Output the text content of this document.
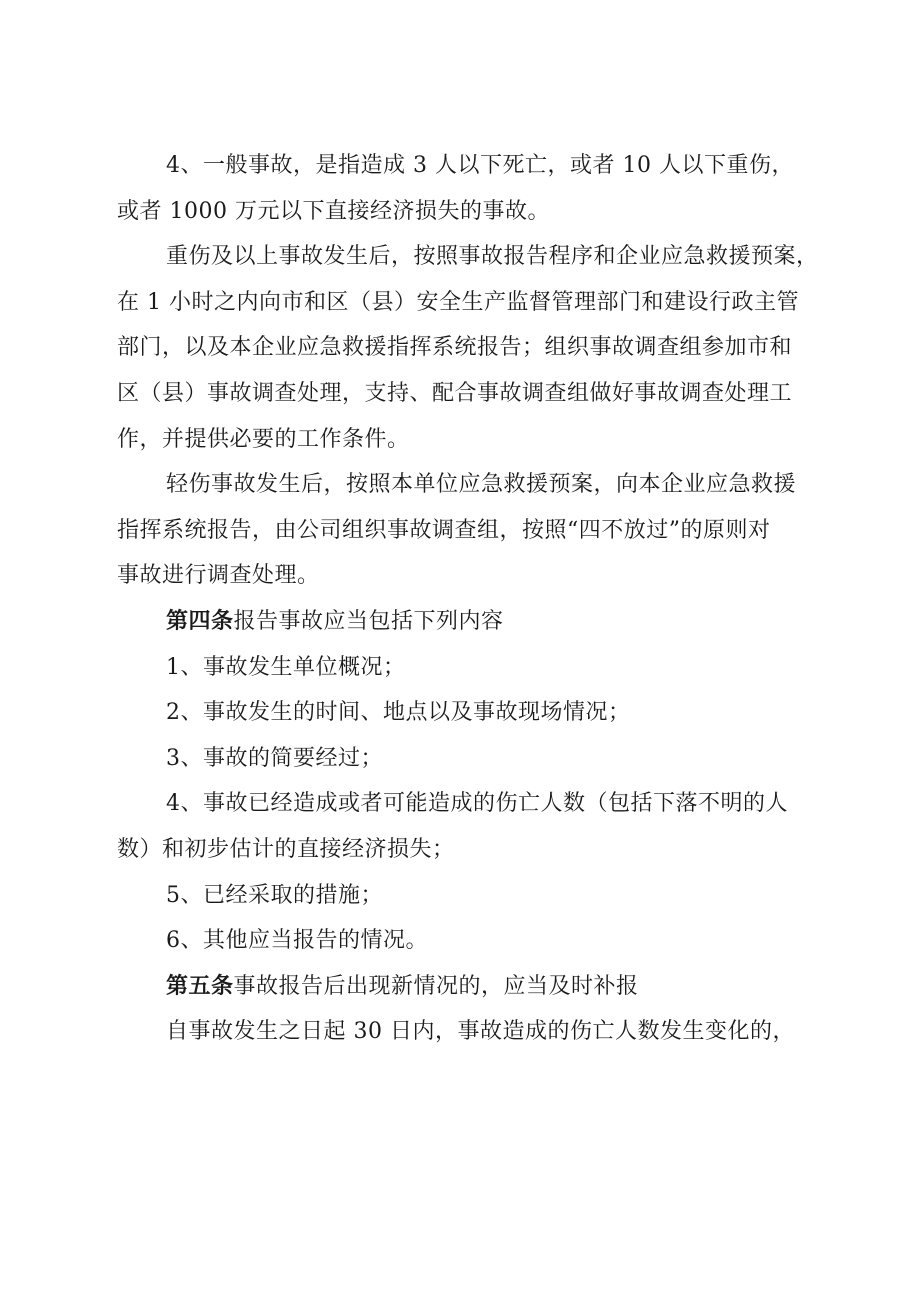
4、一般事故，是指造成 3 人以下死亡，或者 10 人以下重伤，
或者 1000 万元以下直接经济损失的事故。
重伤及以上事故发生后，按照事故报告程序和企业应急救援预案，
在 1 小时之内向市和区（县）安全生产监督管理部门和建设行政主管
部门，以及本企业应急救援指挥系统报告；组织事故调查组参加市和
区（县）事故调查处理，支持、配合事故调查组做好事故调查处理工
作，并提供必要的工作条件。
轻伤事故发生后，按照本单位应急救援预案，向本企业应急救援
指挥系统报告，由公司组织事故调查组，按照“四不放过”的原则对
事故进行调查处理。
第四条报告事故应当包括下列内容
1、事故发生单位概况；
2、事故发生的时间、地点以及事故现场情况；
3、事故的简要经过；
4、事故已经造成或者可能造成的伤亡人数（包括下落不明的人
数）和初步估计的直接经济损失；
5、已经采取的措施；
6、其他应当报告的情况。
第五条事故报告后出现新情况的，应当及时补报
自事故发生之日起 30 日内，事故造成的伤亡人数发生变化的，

-- -- --

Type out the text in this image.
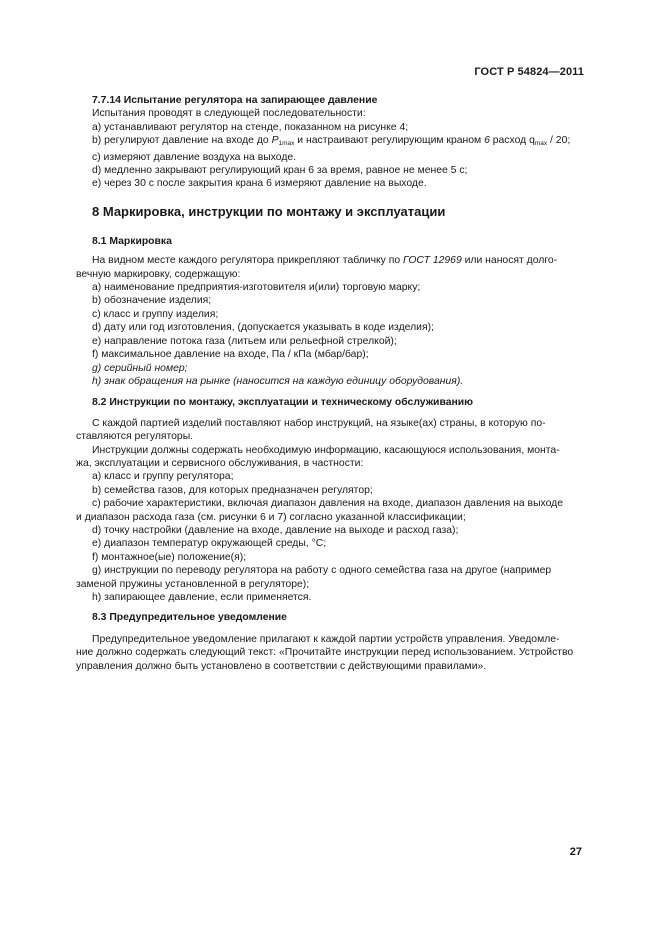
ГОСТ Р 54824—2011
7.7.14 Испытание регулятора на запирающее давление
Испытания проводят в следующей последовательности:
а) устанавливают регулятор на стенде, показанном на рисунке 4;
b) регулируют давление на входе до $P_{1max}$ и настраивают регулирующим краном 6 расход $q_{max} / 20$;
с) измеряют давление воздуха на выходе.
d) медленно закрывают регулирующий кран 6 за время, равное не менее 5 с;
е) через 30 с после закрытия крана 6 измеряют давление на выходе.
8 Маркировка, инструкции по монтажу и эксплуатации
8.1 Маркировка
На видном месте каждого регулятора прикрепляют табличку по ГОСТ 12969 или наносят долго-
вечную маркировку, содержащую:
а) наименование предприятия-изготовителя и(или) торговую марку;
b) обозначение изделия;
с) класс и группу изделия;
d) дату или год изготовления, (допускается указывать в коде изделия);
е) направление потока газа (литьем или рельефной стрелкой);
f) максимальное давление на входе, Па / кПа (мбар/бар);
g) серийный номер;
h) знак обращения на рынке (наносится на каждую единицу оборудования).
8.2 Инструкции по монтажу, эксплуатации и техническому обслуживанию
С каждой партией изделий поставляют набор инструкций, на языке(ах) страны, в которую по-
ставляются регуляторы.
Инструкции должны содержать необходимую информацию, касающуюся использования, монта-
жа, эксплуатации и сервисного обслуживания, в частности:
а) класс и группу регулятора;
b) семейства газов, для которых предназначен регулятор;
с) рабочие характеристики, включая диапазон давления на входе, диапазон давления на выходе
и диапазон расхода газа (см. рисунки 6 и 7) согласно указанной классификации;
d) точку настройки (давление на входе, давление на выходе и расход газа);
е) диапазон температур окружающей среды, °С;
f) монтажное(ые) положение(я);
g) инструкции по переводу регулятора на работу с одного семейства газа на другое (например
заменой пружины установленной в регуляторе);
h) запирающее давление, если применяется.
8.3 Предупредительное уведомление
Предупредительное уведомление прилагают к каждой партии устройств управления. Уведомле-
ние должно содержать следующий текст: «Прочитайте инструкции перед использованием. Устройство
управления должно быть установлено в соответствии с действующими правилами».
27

-- -- --

**Instruction**
Report all lines of the data above that include the string "уведомление".

**Reply to the exercise**
8.3 Предупредительное уведомление
Предупредительное уведомление прилагают к каждой партии устройств управления. Уведомле-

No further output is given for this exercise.